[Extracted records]
● ● ● ● ●

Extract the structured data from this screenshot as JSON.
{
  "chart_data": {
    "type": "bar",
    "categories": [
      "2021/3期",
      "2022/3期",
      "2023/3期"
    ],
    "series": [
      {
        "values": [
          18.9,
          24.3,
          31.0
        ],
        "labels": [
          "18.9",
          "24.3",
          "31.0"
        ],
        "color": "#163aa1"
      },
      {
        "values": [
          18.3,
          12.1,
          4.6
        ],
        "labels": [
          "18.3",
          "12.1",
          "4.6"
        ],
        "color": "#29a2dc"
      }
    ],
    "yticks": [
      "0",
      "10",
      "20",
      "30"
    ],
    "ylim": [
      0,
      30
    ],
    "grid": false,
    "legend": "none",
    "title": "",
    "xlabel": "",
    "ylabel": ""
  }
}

● ● ● ● ●

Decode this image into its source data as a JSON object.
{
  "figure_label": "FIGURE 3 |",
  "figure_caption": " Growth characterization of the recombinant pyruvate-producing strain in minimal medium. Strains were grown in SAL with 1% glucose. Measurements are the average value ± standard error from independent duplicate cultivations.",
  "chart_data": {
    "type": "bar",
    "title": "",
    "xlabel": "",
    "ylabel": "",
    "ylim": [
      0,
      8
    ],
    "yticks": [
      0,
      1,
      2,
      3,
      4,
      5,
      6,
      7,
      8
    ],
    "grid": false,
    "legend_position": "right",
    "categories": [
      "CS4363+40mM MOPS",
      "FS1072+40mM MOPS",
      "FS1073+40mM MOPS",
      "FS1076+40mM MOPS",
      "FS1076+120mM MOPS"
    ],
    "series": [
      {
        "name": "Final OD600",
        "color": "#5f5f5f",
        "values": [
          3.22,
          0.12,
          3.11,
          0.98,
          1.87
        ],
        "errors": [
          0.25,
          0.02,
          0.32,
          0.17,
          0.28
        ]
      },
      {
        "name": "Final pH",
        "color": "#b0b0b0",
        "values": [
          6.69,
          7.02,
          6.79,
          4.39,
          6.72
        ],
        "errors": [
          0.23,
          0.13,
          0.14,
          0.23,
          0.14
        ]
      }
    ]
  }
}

● ● ● ● ●

**Given task**
From the listing above, find the number of lines with the word "MOPS" in them. Answer with the number only.

**Correct answer**
5